## Data section

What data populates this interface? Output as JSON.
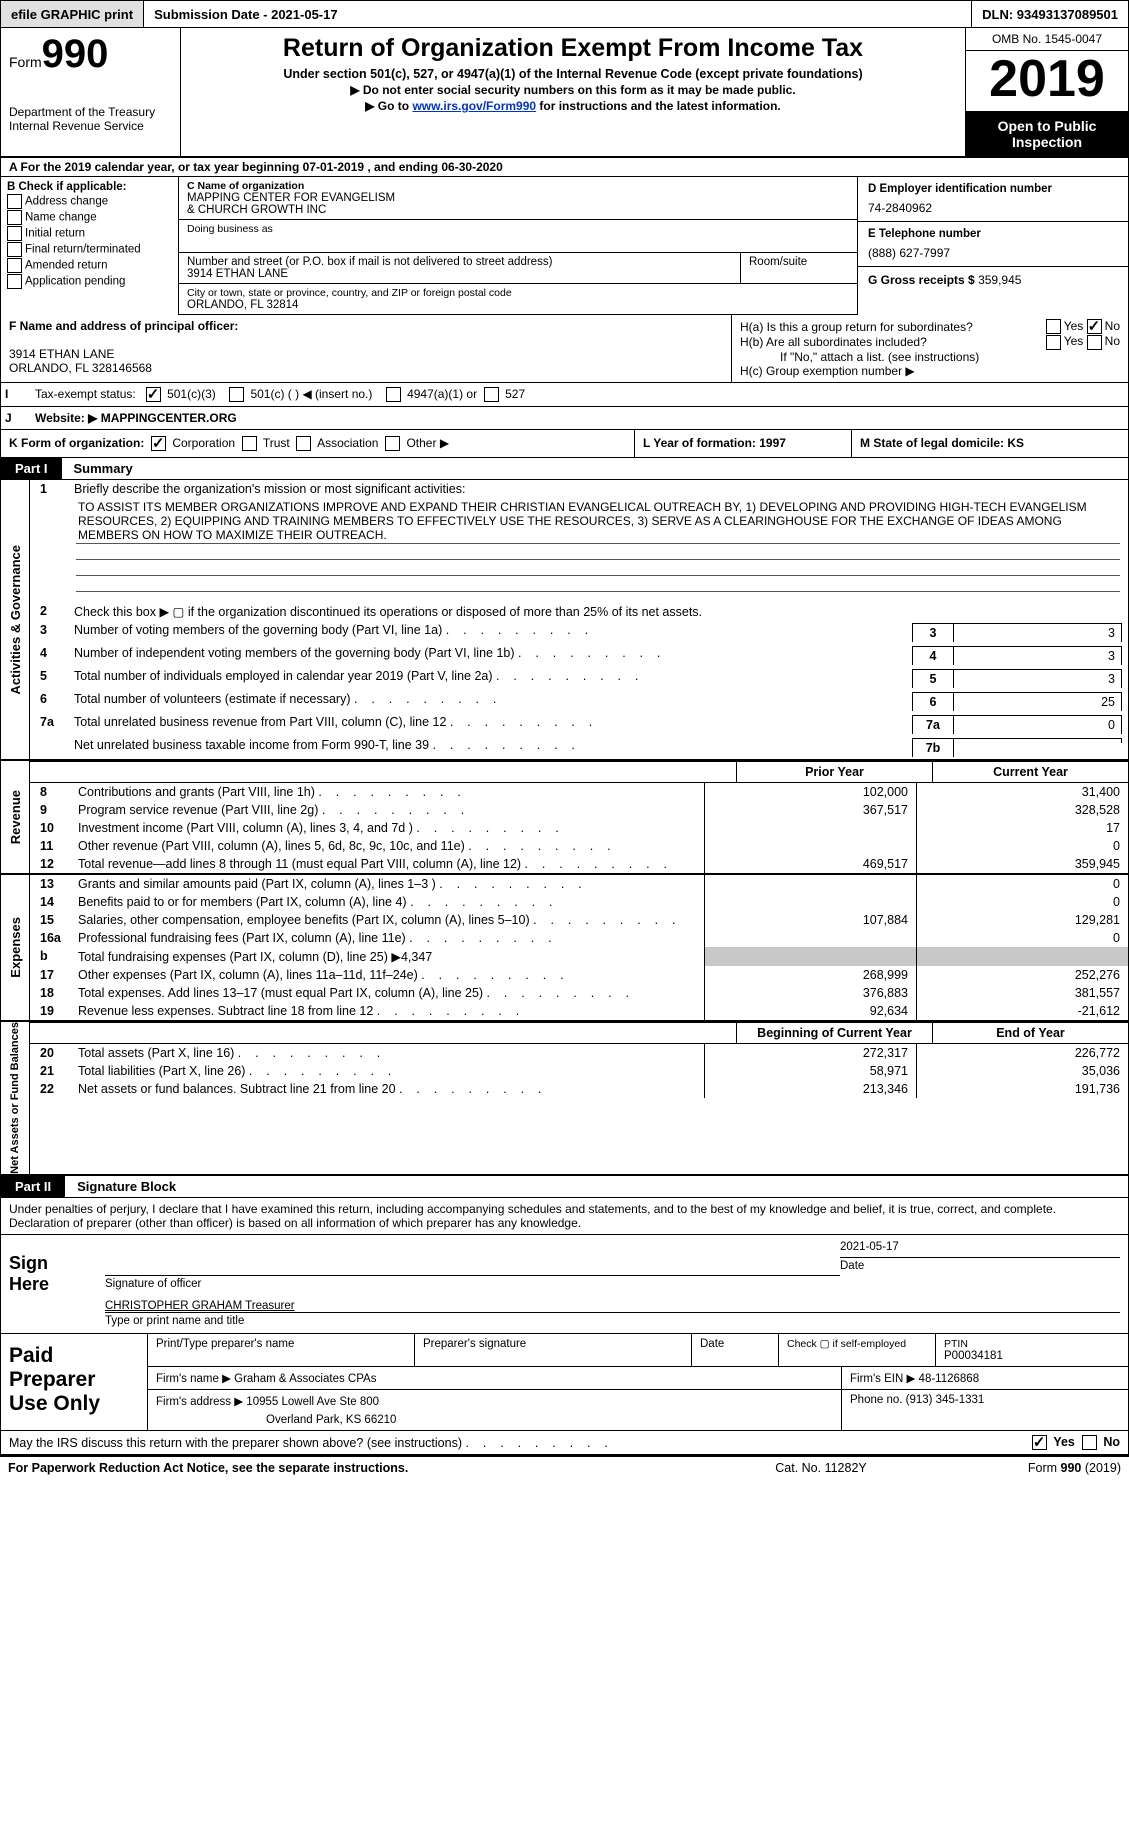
{
  "top": {
    "efile": "efile GRAPHIC print",
    "submission": "Submission Date - 2021-05-17",
    "dln": "DLN: 93493137089501"
  },
  "header": {
    "formWord": "Form",
    "formNum": "990",
    "dept1": "Department of the Treasury",
    "dept2": "Internal Revenue Service",
    "title": "Return of Organization Exempt From Income Tax",
    "sub": "Under section 501(c), 527, or 4947(a)(1) of the Internal Revenue Code (except private foundations)",
    "note1": "▶ Do not enter social security numbers on this form as it may be made public.",
    "note2a": "▶ Go to ",
    "note2link": "www.irs.gov/Form990",
    "note2b": " for instructions and the latest information.",
    "omb": "OMB No. 1545-0047",
    "year": "2019",
    "open": "Open to Public Inspection"
  },
  "rowA": "A For the 2019 calendar year, or tax year beginning 07-01-2019    , and ending 06-30-2020",
  "boxB": {
    "lbl": "B Check if applicable:",
    "opts": [
      "Address change",
      "Name change",
      "Initial return",
      "Final return/terminated",
      "Amended return",
      "Application pending"
    ]
  },
  "boxC": {
    "nameLbl": "C Name of organization",
    "name1": "MAPPING CENTER FOR EVANGELISM",
    "name2": "& CHURCH GROWTH INC",
    "dba": "Doing business as",
    "streetLbl": "Number and street (or P.O. box if mail is not delivered to street address)",
    "roomLbl": "Room/suite",
    "street": "3914 ETHAN LANE",
    "cityLbl": "City or town, state or province, country, and ZIP or foreign postal code",
    "city": "ORLANDO, FL  32814"
  },
  "boxD": {
    "lbl": "D Employer identification number",
    "val": "74-2840962"
  },
  "boxE": {
    "lbl": "E Telephone number",
    "val": "(888) 627-7997"
  },
  "boxG": {
    "lbl": "G Gross receipts $",
    "val": "359,945"
  },
  "boxF": {
    "lbl": "F  Name and address of principal officer:",
    "line1": "3914 ETHAN LANE",
    "line2": "ORLANDO, FL  328146568"
  },
  "boxH": {
    "a": "H(a)  Is this a group return for subordinates?",
    "b": "H(b)  Are all subordinates included?",
    "bnote": "If \"No,\" attach a list. (see instructions)",
    "c": "H(c)  Group exemption number ▶",
    "yes": "Yes",
    "no": "No"
  },
  "rowI": {
    "lbl": "I",
    "text": "Tax-exempt status:",
    "o1": "501(c)(3)",
    "o2": "501(c) (  ) ◀ (insert no.)",
    "o3": "4947(a)(1) or",
    "o4": "527"
  },
  "rowJ": {
    "lbl": "J",
    "text": "Website: ▶",
    "val": "MAPPINGCENTER.ORG"
  },
  "rowK": {
    "text": "K Form of organization:",
    "o1": "Corporation",
    "o2": "Trust",
    "o3": "Association",
    "o4": "Other ▶"
  },
  "rowL": "L Year of formation: 1997",
  "rowM": "M State of legal domicile: KS",
  "part1": {
    "tag": "Part I",
    "title": "Summary"
  },
  "actgov": {
    "vert": "Activities & Governance",
    "l1": "Briefly describe the organization's mission or most significant activities:",
    "mission": "TO ASSIST ITS MEMBER ORGANIZATIONS IMPROVE AND EXPAND THEIR CHRISTIAN EVANGELICAL OUTREACH BY, 1) DEVELOPING AND PROVIDING HIGH-TECH EVANGELISM RESOURCES, 2) EQUIPPING AND TRAINING MEMBERS TO EFFECTIVELY USE THE RESOURCES, 3) SERVE AS A CLEARINGHOUSE FOR THE EXCHANGE OF IDEAS AMONG MEMBERS ON HOW TO MAXIMIZE THEIR OUTREACH.",
    "l2": "Check this box ▶ ▢  if the organization discontinued its operations or disposed of more than 25% of its net assets.",
    "rows": [
      {
        "n": "3",
        "d": "Number of voting members of the governing body (Part VI, line 1a)",
        "b": "3",
        "v": "3"
      },
      {
        "n": "4",
        "d": "Number of independent voting members of the governing body (Part VI, line 1b)",
        "b": "4",
        "v": "3"
      },
      {
        "n": "5",
        "d": "Total number of individuals employed in calendar year 2019 (Part V, line 2a)",
        "b": "5",
        "v": "3"
      },
      {
        "n": "6",
        "d": "Total number of volunteers (estimate if necessary)",
        "b": "6",
        "v": "25"
      },
      {
        "n": "7a",
        "d": "Total unrelated business revenue from Part VIII, column (C), line 12",
        "b": "7a",
        "v": "0"
      },
      {
        "n": "",
        "d": "Net unrelated business taxable income from Form 990-T, line 39",
        "b": "7b",
        "v": ""
      }
    ],
    "l7b_n": "b"
  },
  "rev": {
    "vert": "Revenue",
    "hprior": "Prior Year",
    "hcurr": "Current Year",
    "rows": [
      {
        "n": "8",
        "d": "Contributions and grants (Part VIII, line 1h)",
        "p": "102,000",
        "c": "31,400"
      },
      {
        "n": "9",
        "d": "Program service revenue (Part VIII, line 2g)",
        "p": "367,517",
        "c": "328,528"
      },
      {
        "n": "10",
        "d": "Investment income (Part VIII, column (A), lines 3, 4, and 7d )",
        "p": "",
        "c": "17"
      },
      {
        "n": "11",
        "d": "Other revenue (Part VIII, column (A), lines 5, 6d, 8c, 9c, 10c, and 11e)",
        "p": "",
        "c": "0"
      },
      {
        "n": "12",
        "d": "Total revenue—add lines 8 through 11 (must equal Part VIII, column (A), line 12)",
        "p": "469,517",
        "c": "359,945"
      }
    ]
  },
  "exp": {
    "vert": "Expenses",
    "rows": [
      {
        "n": "13",
        "d": "Grants and similar amounts paid (Part IX, column (A), lines 1–3 )",
        "p": "",
        "c": "0"
      },
      {
        "n": "14",
        "d": "Benefits paid to or for members (Part IX, column (A), line 4)",
        "p": "",
        "c": "0"
      },
      {
        "n": "15",
        "d": "Salaries, other compensation, employee benefits (Part IX, column (A), lines 5–10)",
        "p": "107,884",
        "c": "129,281"
      },
      {
        "n": "16a",
        "d": "Professional fundraising fees (Part IX, column (A), line 11e)",
        "p": "",
        "c": "0"
      },
      {
        "n": "b",
        "d": "Total fundraising expenses (Part IX, column (D), line 25) ▶4,347",
        "p": "",
        "c": "",
        "shade": true
      },
      {
        "n": "17",
        "d": "Other expenses (Part IX, column (A), lines 11a–11d, 11f–24e)",
        "p": "268,999",
        "c": "252,276"
      },
      {
        "n": "18",
        "d": "Total expenses. Add lines 13–17 (must equal Part IX, column (A), line 25)",
        "p": "376,883",
        "c": "381,557"
      },
      {
        "n": "19",
        "d": "Revenue less expenses. Subtract line 18 from line 12",
        "p": "92,634",
        "c": "-21,612"
      }
    ]
  },
  "net": {
    "vert": "Net Assets or Fund Balances",
    "hprior": "Beginning of Current Year",
    "hcurr": "End of Year",
    "rows": [
      {
        "n": "20",
        "d": "Total assets (Part X, line 16)",
        "p": "272,317",
        "c": "226,772"
      },
      {
        "n": "21",
        "d": "Total liabilities (Part X, line 26)",
        "p": "58,971",
        "c": "35,036"
      },
      {
        "n": "22",
        "d": "Net assets or fund balances. Subtract line 21 from line 20",
        "p": "213,346",
        "c": "191,736"
      }
    ]
  },
  "part2": {
    "tag": "Part II",
    "title": "Signature Block"
  },
  "sig": {
    "decl": "Under penalties of perjury, I declare that I have examined this return, including accompanying schedules and statements, and to the best of my knowledge and belief, it is true, correct, and complete. Declaration of preparer (other than officer) is based on all information of which preparer has any knowledge.",
    "signHere": "Sign Here",
    "sigOfficer": "Signature of officer",
    "date": "Date",
    "dateVal": "2021-05-17",
    "officer": "CHRISTOPHER GRAHAM  Treasurer",
    "typeName": "Type or print name and title"
  },
  "prep": {
    "lab": "Paid Preparer Use Only",
    "r1c1": "Print/Type preparer's name",
    "r1c2": "Preparer's signature",
    "r1c3": "Date",
    "r1c4a": "Check ▢ if self-employed",
    "r1c5a": "PTIN",
    "r1c5b": "P00034181",
    "r2a": "Firm's name    ▶",
    "r2b": "Graham & Associates CPAs",
    "r2c": "Firm's EIN ▶",
    "r2d": "48-1126868",
    "r3a": "Firm's address ▶",
    "r3b": "10955 Lowell Ave Ste 800",
    "r3b2": "Overland Park, KS  66210",
    "r3c": "Phone no.",
    "r3d": "(913) 345-1331"
  },
  "footerQ": "May the IRS discuss this return with the preparer shown above? (see instructions)",
  "footerYes": "Yes",
  "footerNo": "No",
  "final": {
    "l": "For Paperwork Reduction Act Notice, see the separate instructions.",
    "m": "Cat. No. 11282Y",
    "r": "Form 990 (2019)"
  }
}
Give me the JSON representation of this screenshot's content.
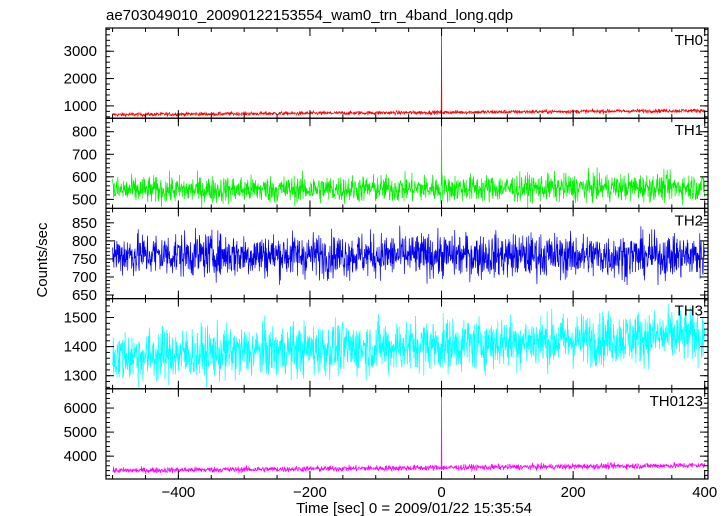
{
  "chart_data": {
    "type": "line",
    "title": "ae703049010_20090122153554_wam0_trn_4band_long.qdp",
    "xlabel": "Time [sec] 0 = 2009/01/22 15:35:54",
    "ylabel": "Counts/sec",
    "xlim": [
      -510,
      405
    ],
    "xticks": [
      -400,
      -200,
      0,
      200,
      400
    ],
    "xtick_labels": [
      "−400",
      "−200",
      "0",
      "200",
      "400"
    ],
    "grid": false,
    "panels": [
      {
        "name": "TH0",
        "color": "#ff0000",
        "ylim": [
          550,
          3850
        ],
        "yticks": [
          1000,
          2000,
          3000
        ],
        "baseline_start": 680,
        "baseline_end": 830,
        "noise": 35,
        "peak_x": 0,
        "peak_y": 3850
      },
      {
        "name": "TH1",
        "color": "#00ee00",
        "ylim": [
          460,
          860
        ],
        "yticks": [
          500,
          600,
          700,
          800
        ],
        "baseline_start": 540,
        "baseline_end": 555,
        "noise": 30,
        "peak_x": 0,
        "peak_y": 860
      },
      {
        "name": "TH2",
        "color": "#0000ee",
        "ylim": [
          640,
          890
        ],
        "yticks": [
          650,
          700,
          750,
          800,
          850
        ],
        "baseline_start": 762,
        "baseline_end": 758,
        "noise": 30,
        "peak_x": null,
        "peak_y": null
      },
      {
        "name": "TH3",
        "color": "#00ffff",
        "ylim": [
          1255,
          1565
        ],
        "yticks": [
          1300,
          1400,
          1500
        ],
        "baseline_start": 1365,
        "baseline_end": 1440,
        "noise": 45,
        "peak_x": null,
        "peak_y": null
      },
      {
        "name": "TH0123",
        "color": "#ff00ff",
        "ylim": [
          3050,
          6800
        ],
        "yticks": [
          4000,
          5000,
          6000
        ],
        "baseline_start": 3400,
        "baseline_end": 3620,
        "noise": 60,
        "peak_x": 0,
        "peak_y": 6800
      }
    ]
  }
}
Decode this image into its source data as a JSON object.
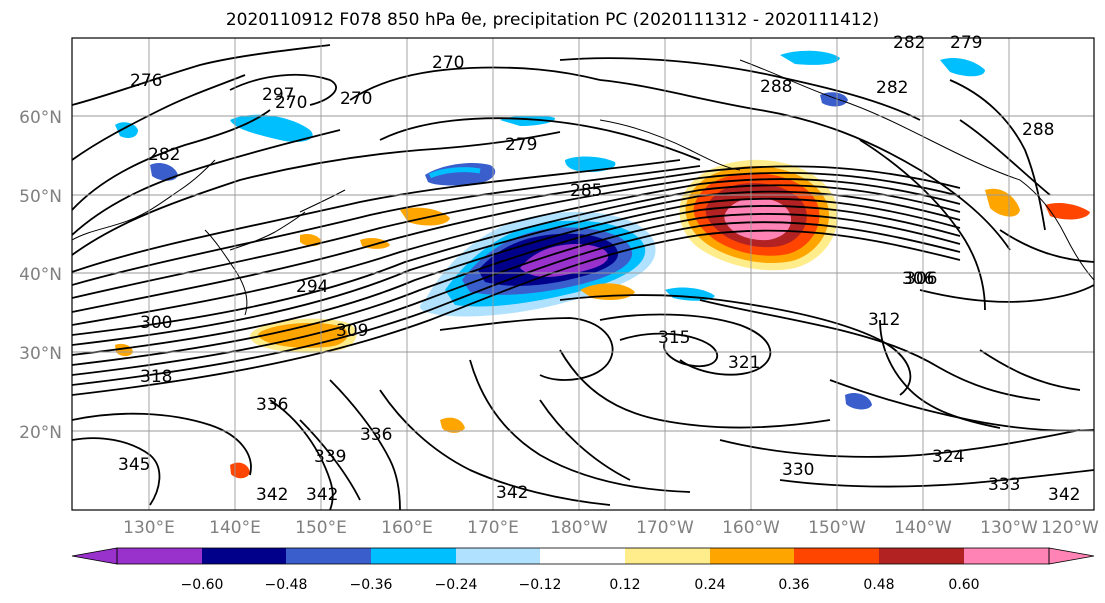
{
  "title": "2020110912 F078 850 hPa θe, precipitation PC (2020111312 - 2020111412)",
  "map": {
    "lat_labels": [
      "60°N",
      "50°N",
      "40°N",
      "30°N",
      "20°N"
    ],
    "lon_labels": [
      "130°E",
      "140°E",
      "150°E",
      "160°E",
      "170°E",
      "180°W",
      "170°W",
      "160°W",
      "150°W",
      "140°W",
      "130°W",
      "120°W"
    ],
    "contour_labels": [
      "276",
      "270",
      "297",
      "270",
      "270",
      "279",
      "282",
      "288",
      "282",
      "279",
      "288",
      "282",
      "294",
      "306",
      "309",
      "300",
      "318",
      "315",
      "312",
      "306",
      "321",
      "336",
      "336",
      "339",
      "345",
      "342",
      "342",
      "342",
      "330",
      "324",
      "333",
      "342",
      "285"
    ],
    "precip_anomalies": [
      {
        "name": "negative-core-central-pacific",
        "sign": "negative"
      },
      {
        "name": "positive-core-gulf-of-alaska",
        "sign": "positive"
      },
      {
        "name": "positive-band-south-of-japan",
        "sign": "positive"
      }
    ]
  },
  "colorbar": {
    "colors": [
      "#9932CC",
      "#00008B",
      "#3A5FCD",
      "#00BFFF",
      "#B0E2FF",
      "#FFFFFF",
      "#FFEC8B",
      "#FFA500",
      "#FF4500",
      "#B22222",
      "#FF83B4",
      "#FF83B4"
    ],
    "extend_min_color": "#9932CC",
    "extend_max_color": "#FF83B4",
    "tick_labels": [
      "−0.60",
      "−0.48",
      "−0.36",
      "−0.24",
      "−0.12",
      "0.12",
      "0.24",
      "0.36",
      "0.48",
      "0.60"
    ]
  }
}
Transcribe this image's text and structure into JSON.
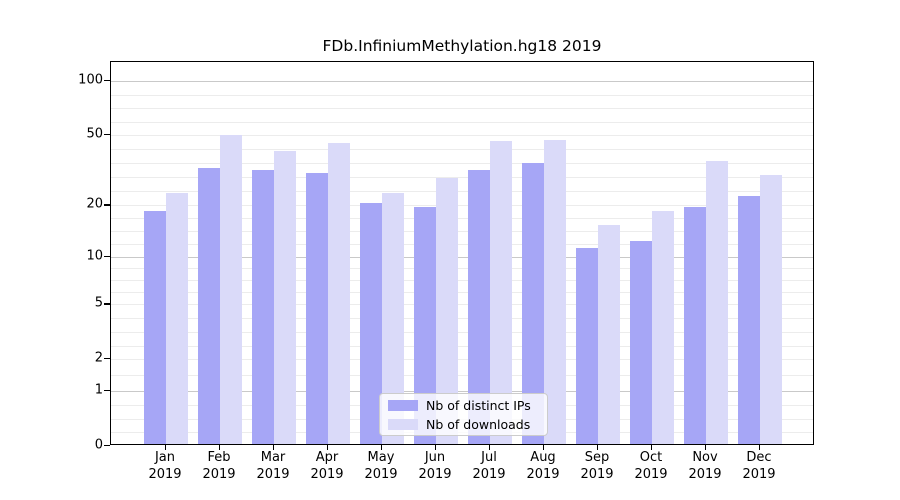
{
  "figure": {
    "title": "FDb.InfiniumMethylation.hg18 2019"
  },
  "chart_data": {
    "type": "bar",
    "title": "FDb.InfiniumMethylation.hg18 2019",
    "categories": [
      "Jan 2019",
      "Feb 2019",
      "Mar 2019",
      "Apr 2019",
      "May 2019",
      "Jun 2019",
      "Jul 2019",
      "Aug 2019",
      "Sep 2019",
      "Oct 2019",
      "Nov 2019",
      "Dec 2019"
    ],
    "series": [
      {
        "name": "Nb of distinct IPs",
        "color": "#a6a6f6",
        "values": [
          18,
          32,
          31,
          30,
          20,
          19,
          31,
          34,
          11,
          12,
          19,
          22
        ]
      },
      {
        "name": "Nb of downloads",
        "color": "#dadaf9",
        "values": [
          23,
          49,
          40,
          44,
          23,
          28,
          45,
          46,
          15,
          18,
          35,
          29
        ]
      }
    ],
    "xlabel": "",
    "ylabel": "",
    "yscale": "log-like (position = log10(1+y))",
    "yticks": [
      0,
      1,
      2,
      5,
      10,
      20,
      50,
      100
    ],
    "major_gridline_values": [
      1,
      10,
      100
    ],
    "ylim": [
      0,
      129
    ],
    "grid": true,
    "legend": {
      "position": "lower center",
      "entries": [
        "Nb of distinct IPs",
        "Nb of downloads"
      ]
    }
  }
}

## Exercise requirements
Look through the lines above and collect those with the word "ORLANDO".

## Task solution
    "city": "ORLANDO, FL  32814"
    "line2": "ORLANDO, FL  328146568"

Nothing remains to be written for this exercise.